'''
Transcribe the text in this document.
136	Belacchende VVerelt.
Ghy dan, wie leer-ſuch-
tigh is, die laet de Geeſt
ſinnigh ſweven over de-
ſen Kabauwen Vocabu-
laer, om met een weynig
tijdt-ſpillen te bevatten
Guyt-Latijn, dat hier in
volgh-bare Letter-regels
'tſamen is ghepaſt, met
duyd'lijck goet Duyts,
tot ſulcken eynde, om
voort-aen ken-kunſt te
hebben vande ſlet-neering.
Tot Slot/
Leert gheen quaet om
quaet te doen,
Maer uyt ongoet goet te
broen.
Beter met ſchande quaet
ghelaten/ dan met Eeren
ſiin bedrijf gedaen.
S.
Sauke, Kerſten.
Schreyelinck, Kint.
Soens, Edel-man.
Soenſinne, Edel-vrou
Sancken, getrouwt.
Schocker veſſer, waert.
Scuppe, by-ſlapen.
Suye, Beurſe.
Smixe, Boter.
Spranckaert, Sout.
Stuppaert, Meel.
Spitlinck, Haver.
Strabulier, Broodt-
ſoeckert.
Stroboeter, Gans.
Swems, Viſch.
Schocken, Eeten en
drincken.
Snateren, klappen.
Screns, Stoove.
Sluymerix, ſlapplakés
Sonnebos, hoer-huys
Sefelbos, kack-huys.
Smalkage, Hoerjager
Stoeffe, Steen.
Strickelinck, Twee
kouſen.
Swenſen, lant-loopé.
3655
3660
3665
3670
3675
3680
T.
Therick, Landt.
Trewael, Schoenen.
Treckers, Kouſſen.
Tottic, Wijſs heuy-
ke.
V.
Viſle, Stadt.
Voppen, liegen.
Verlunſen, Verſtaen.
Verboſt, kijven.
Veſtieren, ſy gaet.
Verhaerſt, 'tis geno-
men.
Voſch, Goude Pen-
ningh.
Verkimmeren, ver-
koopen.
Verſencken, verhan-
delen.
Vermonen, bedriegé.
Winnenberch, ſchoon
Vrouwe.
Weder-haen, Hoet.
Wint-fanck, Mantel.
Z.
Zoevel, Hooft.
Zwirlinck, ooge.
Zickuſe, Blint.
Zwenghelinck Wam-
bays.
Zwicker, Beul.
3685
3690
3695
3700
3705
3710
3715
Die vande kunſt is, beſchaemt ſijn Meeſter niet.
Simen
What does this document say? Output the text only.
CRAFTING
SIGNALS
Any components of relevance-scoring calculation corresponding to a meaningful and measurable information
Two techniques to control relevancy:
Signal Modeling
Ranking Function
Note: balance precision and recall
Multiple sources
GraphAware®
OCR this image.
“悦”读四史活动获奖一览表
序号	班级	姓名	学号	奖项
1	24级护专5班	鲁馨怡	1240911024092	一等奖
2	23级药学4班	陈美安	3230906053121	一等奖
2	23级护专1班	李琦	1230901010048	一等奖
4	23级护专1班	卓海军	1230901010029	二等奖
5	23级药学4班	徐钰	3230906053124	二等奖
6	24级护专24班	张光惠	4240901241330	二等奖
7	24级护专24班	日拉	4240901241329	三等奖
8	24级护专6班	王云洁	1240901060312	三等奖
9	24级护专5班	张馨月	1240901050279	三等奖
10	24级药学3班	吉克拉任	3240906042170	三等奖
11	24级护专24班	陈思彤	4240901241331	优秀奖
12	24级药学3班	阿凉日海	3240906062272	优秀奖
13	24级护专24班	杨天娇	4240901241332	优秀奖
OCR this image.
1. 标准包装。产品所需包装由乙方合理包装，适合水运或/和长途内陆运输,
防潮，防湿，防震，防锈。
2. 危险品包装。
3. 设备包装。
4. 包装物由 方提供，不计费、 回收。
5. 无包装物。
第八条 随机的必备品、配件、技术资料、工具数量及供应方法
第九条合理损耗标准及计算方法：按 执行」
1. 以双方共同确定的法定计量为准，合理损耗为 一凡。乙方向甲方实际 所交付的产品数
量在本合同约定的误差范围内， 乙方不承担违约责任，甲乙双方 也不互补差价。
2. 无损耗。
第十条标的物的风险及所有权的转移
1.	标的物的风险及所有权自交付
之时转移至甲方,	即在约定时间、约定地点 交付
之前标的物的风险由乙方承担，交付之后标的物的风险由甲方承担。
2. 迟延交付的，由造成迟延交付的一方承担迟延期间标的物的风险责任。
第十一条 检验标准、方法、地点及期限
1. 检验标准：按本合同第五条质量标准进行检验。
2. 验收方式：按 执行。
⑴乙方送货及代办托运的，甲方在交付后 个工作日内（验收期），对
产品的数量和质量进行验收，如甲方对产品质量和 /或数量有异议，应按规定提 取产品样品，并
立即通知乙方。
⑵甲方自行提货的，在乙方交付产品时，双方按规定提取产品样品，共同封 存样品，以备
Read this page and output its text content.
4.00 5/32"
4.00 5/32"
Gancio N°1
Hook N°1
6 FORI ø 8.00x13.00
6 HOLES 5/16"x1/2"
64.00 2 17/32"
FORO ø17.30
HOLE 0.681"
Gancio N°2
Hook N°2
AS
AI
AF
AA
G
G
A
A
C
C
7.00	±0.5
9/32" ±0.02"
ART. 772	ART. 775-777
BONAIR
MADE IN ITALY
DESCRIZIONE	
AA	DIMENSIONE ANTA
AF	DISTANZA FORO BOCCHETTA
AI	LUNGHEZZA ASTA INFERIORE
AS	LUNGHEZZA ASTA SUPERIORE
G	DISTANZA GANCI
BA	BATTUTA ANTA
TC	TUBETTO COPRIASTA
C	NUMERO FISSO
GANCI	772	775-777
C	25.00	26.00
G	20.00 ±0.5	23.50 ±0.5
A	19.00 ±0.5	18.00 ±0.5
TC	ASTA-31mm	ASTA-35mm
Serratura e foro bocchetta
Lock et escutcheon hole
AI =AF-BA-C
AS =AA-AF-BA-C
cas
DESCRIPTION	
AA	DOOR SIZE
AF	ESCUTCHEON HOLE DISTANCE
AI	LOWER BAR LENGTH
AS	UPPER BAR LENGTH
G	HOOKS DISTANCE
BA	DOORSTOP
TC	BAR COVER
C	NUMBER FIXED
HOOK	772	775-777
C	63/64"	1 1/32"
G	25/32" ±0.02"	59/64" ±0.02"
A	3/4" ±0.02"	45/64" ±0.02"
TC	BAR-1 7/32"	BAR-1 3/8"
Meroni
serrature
'''
**GIVEN INSTRUCTION:** Within the data above, pick out all lines holding the word "DISTANZA".

**WORKED ANSWER:**
AF	DISTANZA FORO BOCCHETTA
G	DISTANZA GANCI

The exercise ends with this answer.